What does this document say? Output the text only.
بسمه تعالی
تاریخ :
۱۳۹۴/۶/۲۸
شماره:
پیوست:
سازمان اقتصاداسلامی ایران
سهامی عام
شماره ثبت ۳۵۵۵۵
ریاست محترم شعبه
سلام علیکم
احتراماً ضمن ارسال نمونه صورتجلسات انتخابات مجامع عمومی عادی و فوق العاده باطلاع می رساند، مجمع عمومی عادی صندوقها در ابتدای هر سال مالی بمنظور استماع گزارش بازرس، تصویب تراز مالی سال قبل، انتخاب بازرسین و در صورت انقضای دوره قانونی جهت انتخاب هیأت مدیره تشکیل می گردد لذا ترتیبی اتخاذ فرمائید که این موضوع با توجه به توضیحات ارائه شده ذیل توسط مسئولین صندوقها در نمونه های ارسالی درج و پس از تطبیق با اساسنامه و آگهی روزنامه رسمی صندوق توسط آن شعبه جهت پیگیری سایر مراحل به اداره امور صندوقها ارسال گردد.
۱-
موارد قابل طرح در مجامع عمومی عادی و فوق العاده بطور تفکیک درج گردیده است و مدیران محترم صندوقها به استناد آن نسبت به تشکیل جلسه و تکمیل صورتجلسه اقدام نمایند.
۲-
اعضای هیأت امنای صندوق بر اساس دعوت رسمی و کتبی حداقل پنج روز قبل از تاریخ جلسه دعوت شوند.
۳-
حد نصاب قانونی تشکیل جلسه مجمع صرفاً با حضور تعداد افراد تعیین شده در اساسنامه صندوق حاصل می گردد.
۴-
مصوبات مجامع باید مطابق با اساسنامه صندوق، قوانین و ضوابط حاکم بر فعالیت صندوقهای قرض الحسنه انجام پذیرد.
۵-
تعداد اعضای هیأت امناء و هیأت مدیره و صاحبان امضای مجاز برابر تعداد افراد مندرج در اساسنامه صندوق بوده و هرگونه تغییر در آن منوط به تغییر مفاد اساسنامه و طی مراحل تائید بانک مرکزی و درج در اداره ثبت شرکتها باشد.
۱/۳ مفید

● **Job**
Each record above should be returned exactly as it appears.

● **Solution to the exercise**
What does this document say? Output the text only.
بسمه تعالی
تاریخ :
۱۳۹۴/۶/۲۸
شماره:
پیوست:
سازمان اقتصاداسلامی ایران
سهامی عام
شماره ثبت ۳۵۵۵۵
ریاست محترم شعبه
سلام علیکم
احتراماً ضمن ارسال نمونه صورتجلسات انتخابات مجامع عمومی عادی و فوق العاده باطلاع می رساند، مجمع عمومی عادی صندوقها در ابتدای هر سال مالی بمنظور استماع گزارش بازرس، تصویب تراز مالی سال قبل، انتخاب بازرسین و در صورت انقضای دوره قانونی جهت انتخاب هیأت مدیره تشکیل می گردد لذا ترتیبی اتخاذ فرمائید که این موضوع با توجه به توضیحات ارائه شده ذیل توسط مسئولین صندوقها در نمونه های ارسالی درج و پس از تطبیق با اساسنامه و آگهی روزنامه رسمی صندوق توسط آن شعبه جهت پیگیری سایر مراحل به اداره امور صندوقها ارسال گردد.
۱-
موارد قابل طرح در مجامع عمومی عادی و فوق العاده بطور تفکیک درج گردیده است و مدیران محترم صندوقها به استناد آن نسبت به تشکیل جلسه و تکمیل صورتجلسه اقدام نمایند.
۲-
اعضای هیأت امنای صندوق بر اساس دعوت رسمی و کتبی حداقل پنج روز قبل از تاریخ جلسه دعوت شوند.
۳-
حد نصاب قانونی تشکیل جلسه مجمع صرفاً با حضور تعداد افراد تعیین شده در اساسنامه صندوق حاصل می گردد.
۴-
مصوبات مجامع باید مطابق با اساسنامه صندوق، قوانین و ضوابط حاکم بر فعالیت صندوقهای قرض الحسنه انجام پذیرد.
۵-
تعداد اعضای هیأت امناء و هیأت مدیره و صاحبان امضای مجاز برابر تعداد افراد مندرج در اساسنامه صندوق بوده و هرگونه تغییر در آن منوط به تغییر مفاد اساسنامه و طی مراحل تائید بانک مرکزی و درج در اداره ثبت شرکتها باشد.
۱/۳ مفید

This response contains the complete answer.